DATA SHOWN:
START
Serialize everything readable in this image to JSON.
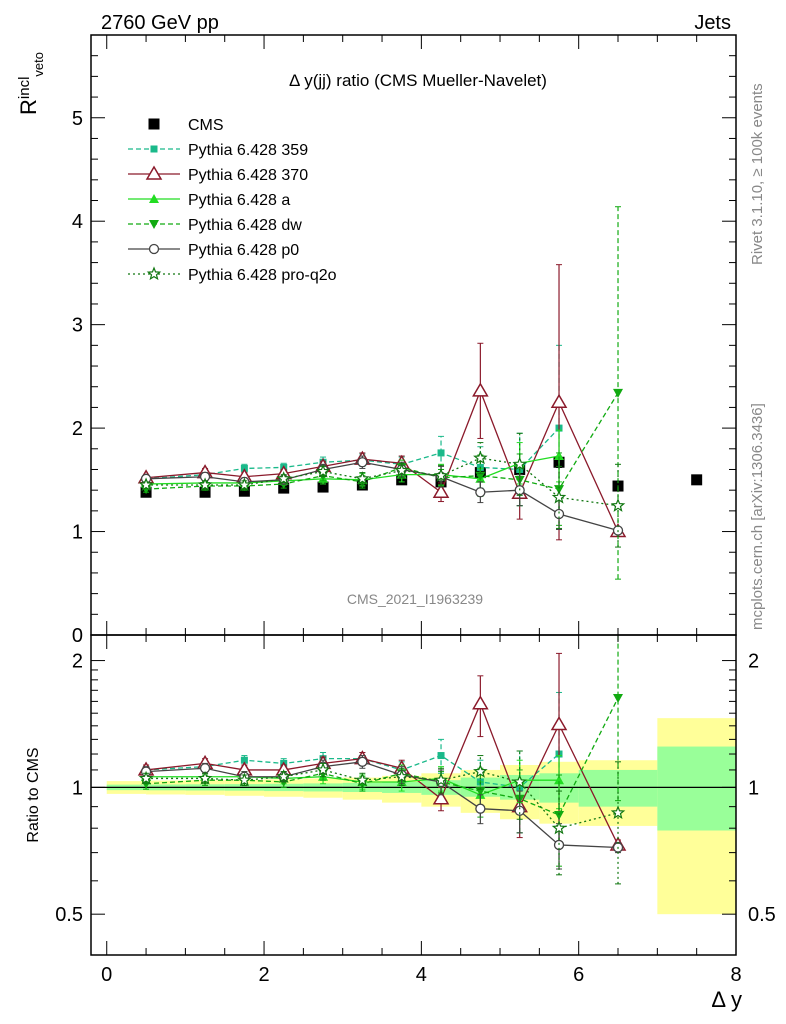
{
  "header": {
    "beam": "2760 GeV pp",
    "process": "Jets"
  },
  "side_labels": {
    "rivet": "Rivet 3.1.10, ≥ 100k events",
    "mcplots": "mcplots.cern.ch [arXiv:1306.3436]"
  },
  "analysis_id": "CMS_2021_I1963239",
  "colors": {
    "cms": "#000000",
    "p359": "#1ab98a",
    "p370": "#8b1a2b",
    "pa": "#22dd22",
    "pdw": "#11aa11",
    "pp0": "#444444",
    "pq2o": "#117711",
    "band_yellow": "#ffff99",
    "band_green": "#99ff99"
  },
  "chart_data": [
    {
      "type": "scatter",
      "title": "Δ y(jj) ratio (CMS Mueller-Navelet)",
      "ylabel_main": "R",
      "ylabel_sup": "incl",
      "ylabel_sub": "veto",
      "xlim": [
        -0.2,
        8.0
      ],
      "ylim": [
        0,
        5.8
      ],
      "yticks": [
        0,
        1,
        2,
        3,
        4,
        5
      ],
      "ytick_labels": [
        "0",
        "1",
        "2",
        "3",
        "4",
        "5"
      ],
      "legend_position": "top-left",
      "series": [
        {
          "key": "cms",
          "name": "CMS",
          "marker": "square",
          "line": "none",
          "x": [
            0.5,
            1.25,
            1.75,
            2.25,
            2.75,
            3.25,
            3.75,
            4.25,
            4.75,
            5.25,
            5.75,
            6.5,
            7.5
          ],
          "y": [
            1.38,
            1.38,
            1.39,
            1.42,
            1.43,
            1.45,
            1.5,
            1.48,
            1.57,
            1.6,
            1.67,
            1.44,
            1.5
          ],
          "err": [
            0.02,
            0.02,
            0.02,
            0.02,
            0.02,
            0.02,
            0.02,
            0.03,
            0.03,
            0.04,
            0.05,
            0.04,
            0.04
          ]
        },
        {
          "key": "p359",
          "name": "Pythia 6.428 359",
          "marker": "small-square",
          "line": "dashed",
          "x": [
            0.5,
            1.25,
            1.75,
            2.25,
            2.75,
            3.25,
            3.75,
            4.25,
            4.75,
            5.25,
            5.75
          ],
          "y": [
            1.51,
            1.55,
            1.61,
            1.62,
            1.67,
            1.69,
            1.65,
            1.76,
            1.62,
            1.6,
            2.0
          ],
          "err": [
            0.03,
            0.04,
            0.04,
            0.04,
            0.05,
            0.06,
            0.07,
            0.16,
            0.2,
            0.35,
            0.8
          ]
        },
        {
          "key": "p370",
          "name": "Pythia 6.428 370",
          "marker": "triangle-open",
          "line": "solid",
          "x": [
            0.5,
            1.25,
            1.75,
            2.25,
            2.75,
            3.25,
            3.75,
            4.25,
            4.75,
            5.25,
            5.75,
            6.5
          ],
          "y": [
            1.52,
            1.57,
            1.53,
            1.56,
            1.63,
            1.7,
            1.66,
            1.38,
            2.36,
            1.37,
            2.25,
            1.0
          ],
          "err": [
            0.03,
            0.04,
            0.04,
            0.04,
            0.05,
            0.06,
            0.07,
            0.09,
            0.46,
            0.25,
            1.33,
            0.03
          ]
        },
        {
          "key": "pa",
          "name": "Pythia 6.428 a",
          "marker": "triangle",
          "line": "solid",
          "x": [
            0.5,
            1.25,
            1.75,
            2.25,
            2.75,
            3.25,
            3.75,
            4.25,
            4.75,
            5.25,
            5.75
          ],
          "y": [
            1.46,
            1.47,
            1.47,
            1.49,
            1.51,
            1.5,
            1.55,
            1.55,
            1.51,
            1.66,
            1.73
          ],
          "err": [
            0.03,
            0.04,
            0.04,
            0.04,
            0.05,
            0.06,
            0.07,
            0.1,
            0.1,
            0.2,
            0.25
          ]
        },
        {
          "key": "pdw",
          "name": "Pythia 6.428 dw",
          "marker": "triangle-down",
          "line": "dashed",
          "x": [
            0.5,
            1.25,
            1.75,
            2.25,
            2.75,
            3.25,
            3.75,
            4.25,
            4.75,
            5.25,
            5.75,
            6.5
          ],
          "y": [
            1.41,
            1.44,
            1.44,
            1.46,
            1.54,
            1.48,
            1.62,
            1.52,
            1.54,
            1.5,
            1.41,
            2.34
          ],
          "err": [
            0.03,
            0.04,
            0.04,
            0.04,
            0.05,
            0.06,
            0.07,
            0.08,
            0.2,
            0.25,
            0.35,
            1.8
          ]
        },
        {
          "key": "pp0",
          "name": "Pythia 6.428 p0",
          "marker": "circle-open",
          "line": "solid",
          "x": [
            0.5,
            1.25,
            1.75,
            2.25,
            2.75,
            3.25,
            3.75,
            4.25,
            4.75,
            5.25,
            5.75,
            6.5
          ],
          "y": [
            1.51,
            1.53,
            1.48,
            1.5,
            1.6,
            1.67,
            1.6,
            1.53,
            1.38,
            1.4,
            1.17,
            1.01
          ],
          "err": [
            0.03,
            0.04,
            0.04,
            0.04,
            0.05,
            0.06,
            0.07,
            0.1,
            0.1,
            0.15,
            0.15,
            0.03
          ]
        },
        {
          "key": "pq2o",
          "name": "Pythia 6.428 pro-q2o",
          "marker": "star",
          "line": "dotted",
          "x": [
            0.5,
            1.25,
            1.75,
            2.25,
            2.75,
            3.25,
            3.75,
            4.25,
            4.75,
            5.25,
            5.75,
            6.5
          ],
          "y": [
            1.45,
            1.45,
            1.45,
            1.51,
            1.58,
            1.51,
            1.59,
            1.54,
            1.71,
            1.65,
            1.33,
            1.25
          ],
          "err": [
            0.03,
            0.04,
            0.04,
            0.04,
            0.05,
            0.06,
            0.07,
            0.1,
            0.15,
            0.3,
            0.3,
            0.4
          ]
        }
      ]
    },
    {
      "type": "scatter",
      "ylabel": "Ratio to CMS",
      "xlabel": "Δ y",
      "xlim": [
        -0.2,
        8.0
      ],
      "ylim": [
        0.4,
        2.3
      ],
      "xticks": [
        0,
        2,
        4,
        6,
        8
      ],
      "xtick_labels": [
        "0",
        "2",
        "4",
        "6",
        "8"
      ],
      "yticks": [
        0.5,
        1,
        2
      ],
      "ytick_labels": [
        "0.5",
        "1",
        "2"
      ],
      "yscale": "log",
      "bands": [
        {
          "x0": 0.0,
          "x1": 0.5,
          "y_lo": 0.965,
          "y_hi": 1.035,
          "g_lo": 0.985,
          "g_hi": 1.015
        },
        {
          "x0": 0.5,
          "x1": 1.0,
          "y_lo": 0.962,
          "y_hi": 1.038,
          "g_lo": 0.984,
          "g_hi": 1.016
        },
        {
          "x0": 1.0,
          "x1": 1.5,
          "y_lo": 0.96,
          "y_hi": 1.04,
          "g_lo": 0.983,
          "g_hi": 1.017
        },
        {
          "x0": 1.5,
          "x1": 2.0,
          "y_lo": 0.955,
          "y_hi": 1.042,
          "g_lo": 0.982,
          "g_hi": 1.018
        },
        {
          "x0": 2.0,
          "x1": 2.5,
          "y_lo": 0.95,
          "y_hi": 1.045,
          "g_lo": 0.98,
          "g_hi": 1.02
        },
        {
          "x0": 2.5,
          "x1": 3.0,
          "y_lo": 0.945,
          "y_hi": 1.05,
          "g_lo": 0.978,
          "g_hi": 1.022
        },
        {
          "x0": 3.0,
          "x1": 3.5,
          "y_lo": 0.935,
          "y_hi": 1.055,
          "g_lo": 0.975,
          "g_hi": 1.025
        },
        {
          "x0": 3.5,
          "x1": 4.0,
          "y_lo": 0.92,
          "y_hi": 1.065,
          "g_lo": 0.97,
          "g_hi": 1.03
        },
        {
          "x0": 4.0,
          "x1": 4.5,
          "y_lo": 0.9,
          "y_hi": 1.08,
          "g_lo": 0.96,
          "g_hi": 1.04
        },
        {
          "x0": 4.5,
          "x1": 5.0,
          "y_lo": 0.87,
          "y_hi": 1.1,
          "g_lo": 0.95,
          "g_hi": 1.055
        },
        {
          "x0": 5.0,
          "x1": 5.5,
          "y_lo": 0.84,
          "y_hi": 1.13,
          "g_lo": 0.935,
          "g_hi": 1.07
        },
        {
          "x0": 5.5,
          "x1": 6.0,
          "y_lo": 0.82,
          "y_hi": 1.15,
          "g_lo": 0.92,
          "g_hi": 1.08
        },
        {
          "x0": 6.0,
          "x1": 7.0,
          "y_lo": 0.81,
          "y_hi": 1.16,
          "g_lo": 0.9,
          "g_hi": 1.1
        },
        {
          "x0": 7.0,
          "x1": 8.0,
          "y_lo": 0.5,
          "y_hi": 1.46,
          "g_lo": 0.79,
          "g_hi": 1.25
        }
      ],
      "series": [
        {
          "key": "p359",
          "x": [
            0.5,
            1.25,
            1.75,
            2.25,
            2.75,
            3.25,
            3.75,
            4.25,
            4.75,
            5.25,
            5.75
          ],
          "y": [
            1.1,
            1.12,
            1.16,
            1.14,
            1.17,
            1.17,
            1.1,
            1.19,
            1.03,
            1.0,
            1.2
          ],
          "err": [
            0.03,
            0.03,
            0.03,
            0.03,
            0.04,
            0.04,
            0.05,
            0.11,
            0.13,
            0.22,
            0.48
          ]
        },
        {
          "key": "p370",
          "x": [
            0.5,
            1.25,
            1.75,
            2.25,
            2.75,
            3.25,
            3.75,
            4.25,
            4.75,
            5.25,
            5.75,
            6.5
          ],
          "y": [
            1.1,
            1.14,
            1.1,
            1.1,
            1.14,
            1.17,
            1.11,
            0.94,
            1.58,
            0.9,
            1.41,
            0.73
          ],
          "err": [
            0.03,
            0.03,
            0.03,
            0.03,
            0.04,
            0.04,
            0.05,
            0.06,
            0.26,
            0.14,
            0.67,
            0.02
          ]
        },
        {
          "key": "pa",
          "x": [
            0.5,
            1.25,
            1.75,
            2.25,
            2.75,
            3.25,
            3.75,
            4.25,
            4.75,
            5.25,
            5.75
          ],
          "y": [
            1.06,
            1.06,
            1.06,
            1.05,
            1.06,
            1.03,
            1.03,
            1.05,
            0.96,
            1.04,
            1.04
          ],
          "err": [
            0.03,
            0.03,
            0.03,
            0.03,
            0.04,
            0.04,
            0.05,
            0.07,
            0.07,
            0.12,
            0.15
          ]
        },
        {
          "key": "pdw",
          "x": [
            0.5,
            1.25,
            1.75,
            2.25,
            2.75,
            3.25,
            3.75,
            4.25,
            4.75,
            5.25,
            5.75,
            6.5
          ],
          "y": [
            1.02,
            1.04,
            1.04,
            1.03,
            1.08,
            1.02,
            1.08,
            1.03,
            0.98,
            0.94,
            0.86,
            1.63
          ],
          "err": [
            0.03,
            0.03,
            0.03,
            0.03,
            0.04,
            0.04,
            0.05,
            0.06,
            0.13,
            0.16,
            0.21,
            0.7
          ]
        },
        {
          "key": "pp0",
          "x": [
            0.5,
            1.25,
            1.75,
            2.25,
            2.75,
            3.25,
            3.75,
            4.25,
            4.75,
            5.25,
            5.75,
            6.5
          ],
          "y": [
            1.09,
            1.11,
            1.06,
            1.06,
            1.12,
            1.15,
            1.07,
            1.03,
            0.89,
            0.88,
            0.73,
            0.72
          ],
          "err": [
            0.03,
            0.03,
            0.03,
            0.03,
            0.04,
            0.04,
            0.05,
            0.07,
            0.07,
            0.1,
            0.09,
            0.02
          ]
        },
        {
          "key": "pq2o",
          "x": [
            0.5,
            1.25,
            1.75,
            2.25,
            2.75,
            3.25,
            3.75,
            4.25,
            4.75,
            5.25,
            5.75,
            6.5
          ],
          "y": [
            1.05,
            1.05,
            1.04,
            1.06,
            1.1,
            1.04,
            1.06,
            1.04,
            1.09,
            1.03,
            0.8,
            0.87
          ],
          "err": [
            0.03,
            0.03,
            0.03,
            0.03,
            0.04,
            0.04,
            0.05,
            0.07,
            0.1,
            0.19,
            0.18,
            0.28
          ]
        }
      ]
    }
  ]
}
END
INSTRUCTIONS TO FOLLOW: List all lines in the material containing the string "name".

CORRECT OUTPUT:
          "name": "CMS",
          "name": "Pythia 6.428 359",
          "name": "Pythia 6.428 370",
          "name": "Pythia 6.428 a",
          "name": "Pythia 6.428 dw",
          "name": "Pythia 6.428 p0",
          "name": "Pythia 6.428 pro-q2o",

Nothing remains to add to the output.